• **Exercise objective**: Could you repeat the records below exactly, leaving out any pictures?
-------- Listed entries
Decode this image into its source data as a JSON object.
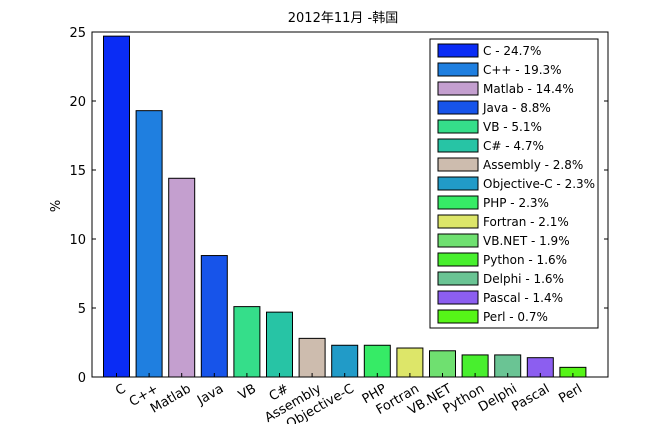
{
  "chart_data": {
    "type": "bar",
    "title": "2012年11月 -韩国",
    "xlabel": "",
    "ylabel": "%",
    "ylim": [
      0,
      25
    ],
    "yticks": [
      0,
      5,
      10,
      15,
      20,
      25
    ],
    "grid": false,
    "legend_position": "top-right",
    "categories": [
      "C",
      "C++",
      "Matlab",
      "Java",
      "VB",
      "C#",
      "Assembly",
      "Objective-C",
      "PHP",
      "Fortran",
      "VB.NET",
      "Python",
      "Delphi",
      "Pascal",
      "Perl"
    ],
    "values": [
      24.7,
      19.3,
      14.4,
      8.8,
      5.1,
      4.7,
      2.8,
      2.3,
      2.3,
      2.1,
      1.9,
      1.6,
      1.6,
      1.4,
      0.7
    ],
    "colors": [
      "#0a2cf5",
      "#1f7fe0",
      "#c49fcf",
      "#1754ea",
      "#35de8a",
      "#27c4a5",
      "#cdbcae",
      "#219bc8",
      "#36eb66",
      "#dde669",
      "#6fe070",
      "#48ef2e",
      "#6ac494",
      "#8c5ef0",
      "#56f518"
    ],
    "legend": [
      "C - 24.7%",
      "C++ - 19.3%",
      "Matlab - 14.4%",
      "Java - 8.8%",
      "VB - 5.1%",
      "C# - 4.7%",
      "Assembly - 2.8%",
      "Objective-C - 2.3%",
      "PHP - 2.3%",
      "Fortran - 2.1%",
      "VB.NET - 1.9%",
      "Python - 1.6%",
      "Delphi - 1.6%",
      "Pascal - 1.4%",
      "Perl - 0.7%"
    ]
  }
}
----------------
• **Written solution**:
Decode this image into its source data as a JSON object.
{
  "chart_data": {
    "type": "bar",
    "title": "2012年11月 -韩国",
    "xlabel": "",
    "ylabel": "%",
    "ylim": [
      0,
      25
    ],
    "yticks": [
      0,
      5,
      10,
      15,
      20,
      25
    ],
    "grid": false,
    "legend_position": "top-right",
    "categories": [
      "C",
      "C++",
      "Matlab",
      "Java",
      "VB",
      "C#",
      "Assembly",
      "Objective-C",
      "PHP",
      "Fortran",
      "VB.NET",
      "Python",
      "Delphi",
      "Pascal",
      "Perl"
    ],
    "values": [
      24.7,
      19.3,
      14.4,
      8.8,
      5.1,
      4.7,
      2.8,
      2.3,
      2.3,
      2.1,
      1.9,
      1.6,
      1.6,
      1.4,
      0.7
    ],
    "colors": [
      "#0a2cf5",
      "#1f7fe0",
      "#c49fcf",
      "#1754ea",
      "#35de8a",
      "#27c4a5",
      "#cdbcae",
      "#219bc8",
      "#36eb66",
      "#dde669",
      "#6fe070",
      "#48ef2e",
      "#6ac494",
      "#8c5ef0",
      "#56f518"
    ],
    "legend": [
      "C - 24.7%",
      "C++ - 19.3%",
      "Matlab - 14.4%",
      "Java - 8.8%",
      "VB - 5.1%",
      "C# - 4.7%",
      "Assembly - 2.8%",
      "Objective-C - 2.3%",
      "PHP - 2.3%",
      "Fortran - 2.1%",
      "VB.NET - 1.9%",
      "Python - 1.6%",
      "Delphi - 1.6%",
      "Pascal - 1.4%",
      "Perl - 0.7%"
    ]
  }
}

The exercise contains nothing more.